In the copy, keep every record exact and leave out all images.

▶ [Data for processing]:

########################################

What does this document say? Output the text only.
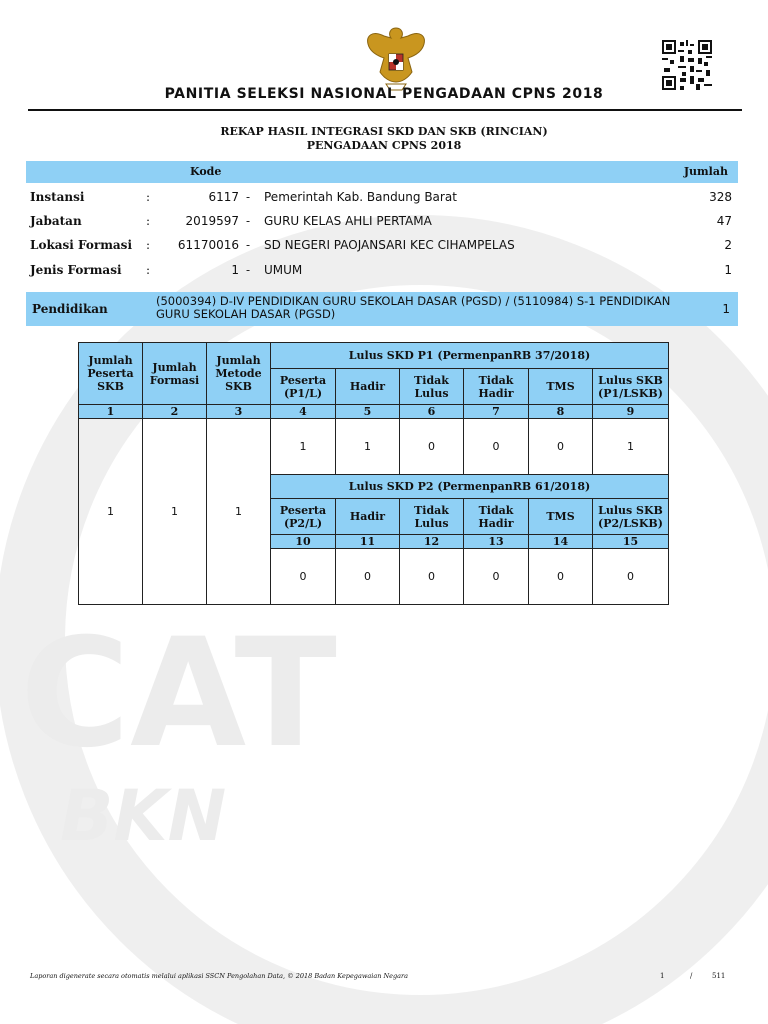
CAT
BKN
PANITIA SELEKSI NASIONAL PENGADAAN CPNS 2018
REKAP HASIL INTEGRASI SKD DAN SKB (RINCIAN)
PENGADAAN CPNS 2018
Kode	Jumlah
Instansi	:	6117 - Pemerintah Kab. Bandung Barat	328
Jabatan	:	2019597 - GURU KELAS AHLI PERTAMA	47
Lokasi Formasi : 61170016 - SD NEGERI PAOJANSARI KEC CIHAMPELAS	2
Jenis Formasi :	1 - UMUM	1
Pendidikan
(5000394) D-IV PENDIDIKAN GURU SEKOLAH DASAR (PGSD) / (5110984) S-1 PENDIDIKAN GURU SEKOLAH DASAR (PGSD)	1
Jumlah Peserta SKB	Jumlah Formasi	Jumlah Metode SKB	Lulus SKD P1 (PermenpanRB 37/2018)					
			Peserta (P1/L)	Hadir	Tidak Lulus	Tidak Hadir	TMS	Lulus SKB (P1/LSKB)
1	2	3	4	5	6	7	8	9
1	1	1	1	1	0	0	0	1
			Lulus SKD P2 (PermenpanRB 61/2018)					
			Peserta (P2/L)	Hadir	Tidak Lulus	Tidak Hadir	TMS	Lulus SKB (P2/LSKB)
			10	11	12	13	14	15
			0	0	0	0	0	0
Laporan digenerate secara otomatis melalui aplikasi SSCN Pengolahan Data, © 2018 Badan Kepegawaian Negara	1	/	511
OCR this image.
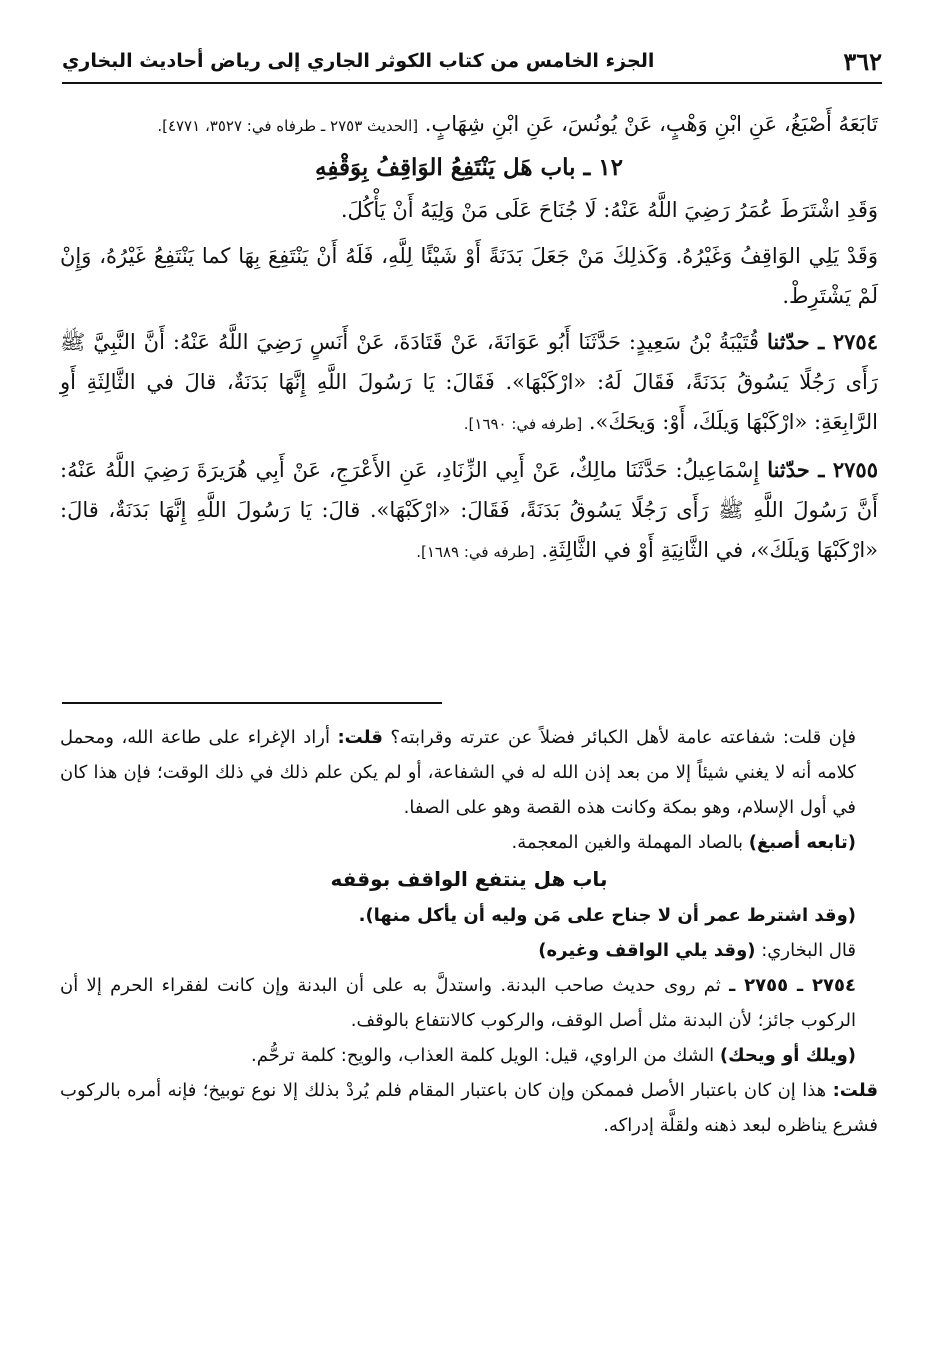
٣٦٢
الجزء الخامس من كتاب الكوثر الجاري إلى رياض أحاديث البخاري

تَابَعَهُ أَصْبَغُ، عَنِ ابْنِ وَهْبٍ، عَنْ يُونُسَ، عَنِ ابْنِ شِهَابٍ. [الحديث ٢٧٥٣ ـ طرفاه في: ٣٥٢٧، ٤٧٧١].

١٢ ـ باب هَل يَنْتَفِعُ الوَاقِفُ بِوَقْفِهِ

وَقَدِ اشْتَرَطَ عُمَرُ رَضِيَ اللَّهُ عَنْهُ: لَا جُنَاحَ عَلَى مَنْ وَلِيَهُ أَنْ يَأْكُلَ.

وَقَدْ يَلِي الوَاقِفُ وَغَيْرُهُ. وَكَذلِكَ مَنْ جَعَلَ بَدَنَةً أَوْ شَيْئًا لِلَّهِ، فَلَهُ أَنْ يَنْتَفِعَ بِهَا كما يَنْتَفِعُ غَيْرُهُ، وَإِنْ لَمْ يَشْتَرِطْ.

٢٧٥٤ ـ حدّثنا قُتَيْبَةُ بْنُ سَعِيدٍ: حَدَّثَنَا أَبُو عَوَانَةَ، عَنْ قَتَادَةَ، عَنْ أَنَسٍ رَضِيَ اللَّهُ عَنْهُ: أَنَّ النَّبِيَّ ﷺ رَأَى رَجُلًا يَسُوقُ بَدَنَةً، فَقَالَ لَهُ: «ارْكَبْهَا». فَقَالَ: يَا رَسُولَ اللَّهِ إِنَّهَا بَدَنَةٌ، قالَ في الثَّالِثَةِ أَوِ الرَّابِعَةِ: «ارْكَبْهَا وَيلَكَ، أَوْ: وَيحَكَ». [طرفه في: ١٦٩٠].

٢٧٥٥ ـ حدّثنا إِسْمَاعِيلُ: حَدَّثَنَا مالِكٌ، عَنْ أَبِي الزِّنَادِ، عَنِ الأَعْرَجِ، عَنْ أَبِي هُرَيرَةَ رَضِيَ اللَّهُ عَنْهُ: أَنَّ رَسُولَ اللَّهِ ﷺ رَأَى رَجُلًا يَسُوقُ بَدَنَةً، فَقَالَ: «ارْكَبْهَا». قالَ: يَا رَسُولَ اللَّهِ إِنَّهَا بَدَنَةٌ، قالَ: «ارْكَبْهَا وَيلَكَ»، في الثَّانِيَةِ أَوْ في الثَّالِثَةِ. [طرفه في: ١٦٨٩].

فإن قلت: شفاعته عامة لأهل الكبائر فضلاً عن عترته وقرابته؟ قلت: أراد الإغراء على طاعة الله، ومحمل كلامه أنه لا يغني شيئاً إلا من بعد إذن الله له في الشفاعة، أو لم يكن علم ذلك في ذلك الوقت؛ فإن هذا كان في أول الإسلام، وهو بمكة وكانت هذه القصة وهو على الصفا.

(تابعه أصبغ) بالصاد المهملة والغين المعجمة.

باب هل ينتفع الواقف بوقفه

(وقد اشترط عمر أن لا جناح على مَن وليه أن يأكل منها).

قال البخاري: (وقد يلي الواقف وغيره)

٢٧٥٤ ـ ٢٧٥٥ ـ ثم روى حديث صاحب البدنة. واستدلَّ به على أن البدنة وإن كانت لفقراء الحرم إلا أن الركوب جائز؛ لأن البدنة مثل أصل الوقف، والركوب كالانتفاع بالوقف.

(ويلك أو ويحك) الشك من الراوي، قيل: الويل كلمة العذاب، والويح: كلمة ترحُّم.

قلت: هذا إن كان باعتبار الأصل فممكن وإن كان باعتبار المقام فلم يُردْ بذلك إلا نوع توبيخ؛ فإنه أمره بالركوب فشرع يناظره لبعد ذهنه ولقلَّة إدراكه.
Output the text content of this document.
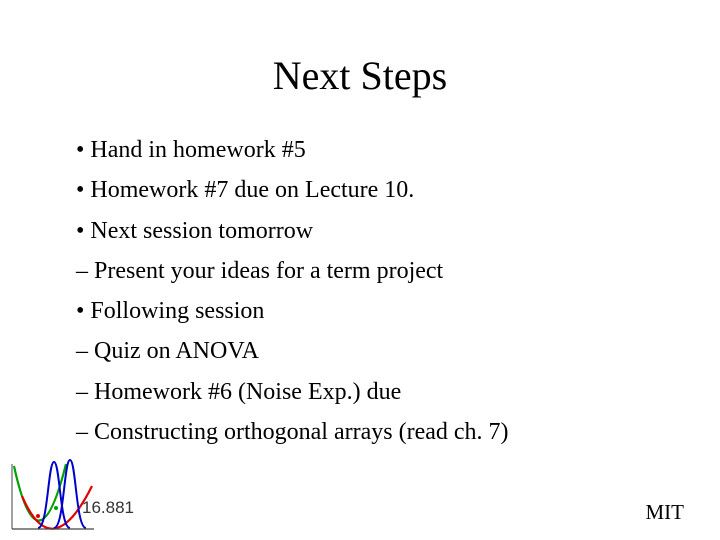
Next Steps
• Hand in homework #5
• Homework #7 due on Lecture 10.
• Next session tomorrow
– Present your ideas for a term project
• Following session
– Quiz on ANOVA
– Homework #6 (Noise Exp.) due
– Constructing orthogonal arrays (read ch. 7)
16.881	MIT
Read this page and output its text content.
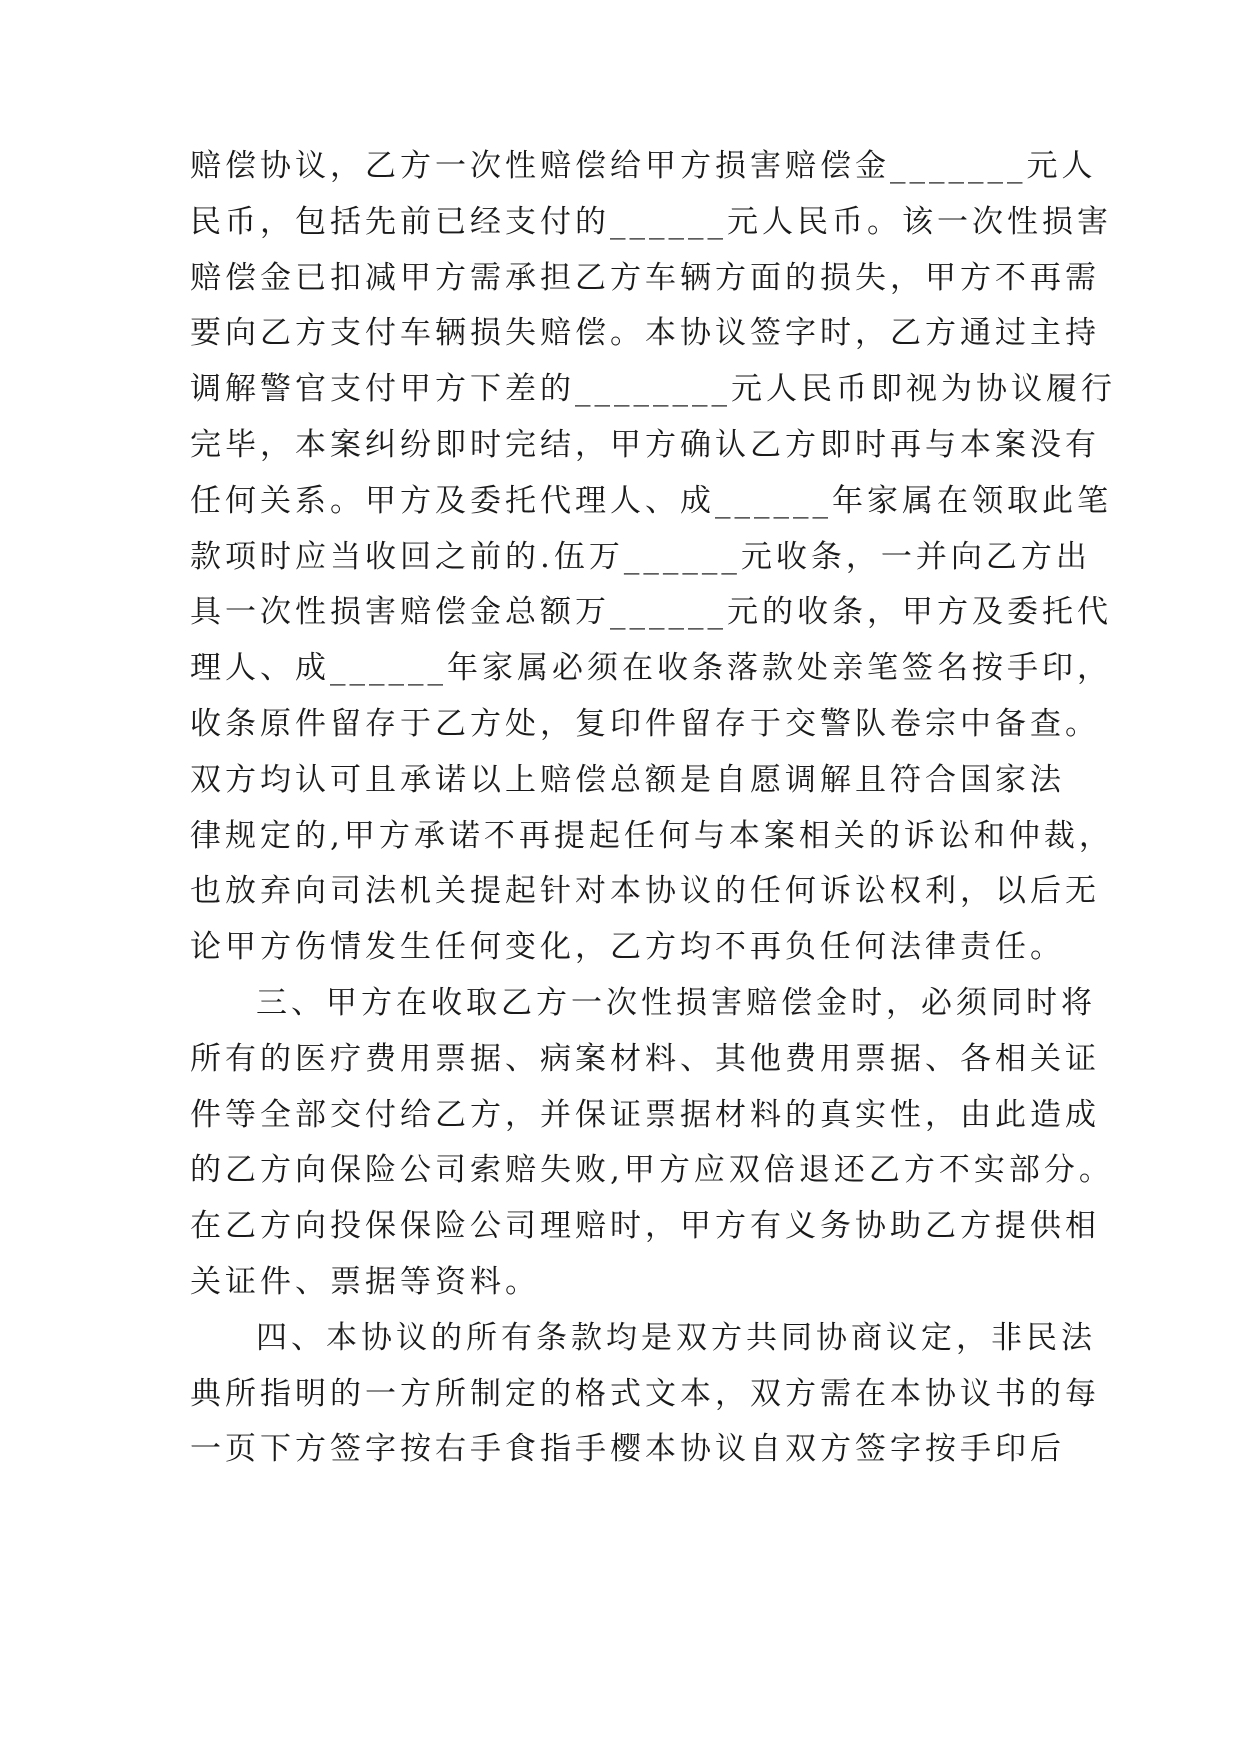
赔偿协议，乙方一次性赔偿给甲方损害赔偿金_______元人
民币，包括先前已经支付的______元人民币。该一次性损害
赔偿金已扣减甲方需承担乙方车辆方面的损失，甲方不再需
要向乙方支付车辆损失赔偿。本协议签字时，乙方通过主持
调解警官支付甲方下差的________元人民币即视为协议履行
完毕，本案纠纷即时完结，甲方确认乙方即时再与本案没有
任何关系。甲方及委托代理人、成______年家属在领取此笔
款项时应当收回之前的.伍万______元收条，一并向乙方出
具一次性损害赔偿金总额万______元的收条，甲方及委托代
理人、成______年家属必须在收条落款处亲笔签名按手印，
收条原件留存于乙方处，复印件留存于交警队卷宗中备查。
双方均认可且承诺以上赔偿总额是自愿调解且符合国家法
律规定的,甲方承诺不再提起任何与本案相关的诉讼和仲裁，
也放弃向司法机关提起针对本协议的任何诉讼权利，以后无
论甲方伤情发生任何变化，乙方均不再负任何法律责任。
三、甲方在收取乙方一次性损害赔偿金时，必须同时将
所有的医疗费用票据、病案材料、其他费用票据、各相关证
件等全部交付给乙方，并保证票据材料的真实性，由此造成
的乙方向保险公司索赔失败,甲方应双倍退还乙方不实部分。
在乙方向投保保险公司理赔时，甲方有义务协助乙方提供相
关证件、票据等资料。
四、本协议的所有条款均是双方共同协商议定，非民法
典所指明的一方所制定的格式文本，双方需在本协议书的每
一页下方签字按右手食指手樱本协议自双方签字按手印后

########################################

▶ [The completed task]:
What does this document say? Output the text only.
CAT
BKN
PANITIA SELEKSI NASIONAL PENGADAAN CPNS 2018
REKAP HASIL INTEGRASI SKD DAN SKB (RINCIAN)
PENGADAAN CPNS 2018
Kode	Jumlah
Instansi	:	6117 - Pemerintah Kab. Bandung Barat	328
Jabatan	:	2019597 - GURU KELAS AHLI PERTAMA	47
Lokasi Formasi : 61170016 - SD NEGERI PAOJANSARI KEC CIHAMPELAS	2
Jenis Formasi :	1 - UMUM	1
Pendidikan
(5000394) D-IV PENDIDIKAN GURU SEKOLAH DASAR (PGSD) / (5110984) S-1 PENDIDIKAN GURU SEKOLAH DASAR (PGSD)	1
Jumlah Peserta SKB	Jumlah Formasi	Jumlah Metode SKB	Lulus SKD P1 (PermenpanRB 37/2018)					
			Peserta (P1/L)	Hadir	Tidak Lulus	Tidak Hadir	TMS	Lulus SKB (P1/LSKB)
1	2	3	4	5	6	7	8	9
1	1	1	1	1	0	0	0	1
			Lulus SKD P2 (PermenpanRB 61/2018)					
			Peserta (P2/L)	Hadir	Tidak Lulus	Tidak Hadir	TMS	Lulus SKB (P2/LSKB)
			10	11	12	13	14	15
			0	0	0	0	0	0
Laporan digenerate secara otomatis melalui aplikasi SSCN Pengolahan Data, © 2018 Badan Kepegawaian Negara	1	/	511
OCR this image.
٣٦٢
الجزء الخامس من كتاب الكوثر الجاري إلى رياض أحاديث البخاري

تَابَعَهُ أَصْبَغُ، عَنِ ابْنِ وَهْبٍ، عَنْ يُونُسَ، عَنِ ابْنِ شِهَابٍ. [الحديث ٢٧٥٣ ـ طرفاه في: ٣٥٢٧، ٤٧٧١].

١٢ ـ باب هَل يَنْتَفِعُ الوَاقِفُ بِوَقْفِهِ

وَقَدِ اشْتَرَطَ عُمَرُ رَضِيَ اللَّهُ عَنْهُ: لَا جُنَاحَ عَلَى مَنْ وَلِيَهُ أَنْ يَأْكُلَ.

وَقَدْ يَلِي الوَاقِفُ وَغَيْرُهُ. وَكَذلِكَ مَنْ جَعَلَ بَدَنَةً أَوْ شَيْئًا لِلَّهِ، فَلَهُ أَنْ يَنْتَفِعَ بِهَا كما يَنْتَفِعُ غَيْرُهُ، وَإِنْ لَمْ يَشْتَرِطْ.

٢٧٥٤ ـ حدّثنا قُتَيْبَةُ بْنُ سَعِيدٍ: حَدَّثَنَا أَبُو عَوَانَةَ، عَنْ قَتَادَةَ، عَنْ أَنَسٍ رَضِيَ اللَّهُ عَنْهُ: أَنَّ النَّبِيَّ ﷺ رَأَى رَجُلًا يَسُوقُ بَدَنَةً، فَقَالَ لَهُ: «ارْكَبْهَا». فَقَالَ: يَا رَسُولَ اللَّهِ إِنَّهَا بَدَنَةٌ، قالَ في الثَّالِثَةِ أَوِ الرَّابِعَةِ: «ارْكَبْهَا وَيلَكَ، أَوْ: وَيحَكَ». [طرفه في: ١٦٩٠].

٢٧٥٥ ـ حدّثنا إِسْمَاعِيلُ: حَدَّثَنَا مالِكٌ، عَنْ أَبِي الزِّنَادِ، عَنِ الأَعْرَجِ، عَنْ أَبِي هُرَيرَةَ رَضِيَ اللَّهُ عَنْهُ: أَنَّ رَسُولَ اللَّهِ ﷺ رَأَى رَجُلًا يَسُوقُ بَدَنَةً، فَقَالَ: «ارْكَبْهَا». قالَ: يَا رَسُولَ اللَّهِ إِنَّهَا بَدَنَةٌ، قالَ: «ارْكَبْهَا وَيلَكَ»، في الثَّانِيَةِ أَوْ في الثَّالِثَةِ. [طرفه في: ١٦٨٩].

فإن قلت: شفاعته عامة لأهل الكبائر فضلاً عن عترته وقرابته؟ قلت: أراد الإغراء على طاعة الله، ومحمل كلامه أنه لا يغني شيئاً إلا من بعد إذن الله له في الشفاعة، أو لم يكن علم ذلك في ذلك الوقت؛ فإن هذا كان في أول الإسلام، وهو بمكة وكانت هذه القصة وهو على الصفا.

(تابعه أصبغ) بالصاد المهملة والغين المعجمة.

باب هل ينتفع الواقف بوقفه

(وقد اشترط عمر أن لا جناح على مَن وليه أن يأكل منها).

قال البخاري: (وقد يلي الواقف وغيره)

٢٧٥٤ ـ ٢٧٥٥ ـ ثم روى حديث صاحب البدنة. واستدلَّ به على أن البدنة وإن كانت لفقراء الحرم إلا أن الركوب جائز؛ لأن البدنة مثل أصل الوقف، والركوب كالانتفاع بالوقف.

(ويلك أو ويحك) الشك من الراوي، قيل: الويل كلمة العذاب، والويح: كلمة ترحُّم.

قلت: هذا إن كان باعتبار الأصل فممكن وإن كان باعتبار المقام فلم يُردْ بذلك إلا نوع توبيخ؛ فإنه أمره بالركوب فشرع يناظره لبعد ذهنه ولقلَّة إدراكه.
Output the text content of this document.
Next Steps
• Hand in homework #5
• Homework #7 due on Lecture 10.
• Next session tomorrow
– Present your ideas for a term project
• Following session
– Quiz on ANOVA
– Homework #6 (Noise Exp.) due
– Constructing orthogonal arrays (read ch. 7)
16.881	MIT
Read this page and output its text content.
赔偿协议，乙方一次性赔偿给甲方损害赔偿金_______元人
民币，包括先前已经支付的______元人民币。该一次性损害
赔偿金已扣减甲方需承担乙方车辆方面的损失，甲方不再需
要向乙方支付车辆损失赔偿。本协议签字时，乙方通过主持
调解警官支付甲方下差的________元人民币即视为协议履行
完毕，本案纠纷即时完结，甲方确认乙方即时再与本案没有
任何关系。甲方及委托代理人、成______年家属在领取此笔
款项时应当收回之前的.伍万______元收条，一并向乙方出
具一次性损害赔偿金总额万______元的收条，甲方及委托代
理人、成______年家属必须在收条落款处亲笔签名按手印，
收条原件留存于乙方处，复印件留存于交警队卷宗中备查。
双方均认可且承诺以上赔偿总额是自愿调解且符合国家法
律规定的,甲方承诺不再提起任何与本案相关的诉讼和仲裁，
也放弃向司法机关提起针对本协议的任何诉讼权利，以后无
论甲方伤情发生任何变化，乙方均不再负任何法律责任。
三、甲方在收取乙方一次性损害赔偿金时，必须同时将
所有的医疗费用票据、病案材料、其他费用票据、各相关证
件等全部交付给乙方，并保证票据材料的真实性，由此造成
的乙方向保险公司索赔失败,甲方应双倍退还乙方不实部分。
在乙方向投保保险公司理赔时，甲方有义务协助乙方提供相
关证件、票据等资料。
四、本协议的所有条款均是双方共同协商议定，非民法
典所指明的一方所制定的格式文本，双方需在本协议书的每
一页下方签字按右手食指手樱本协议自双方签字按手印后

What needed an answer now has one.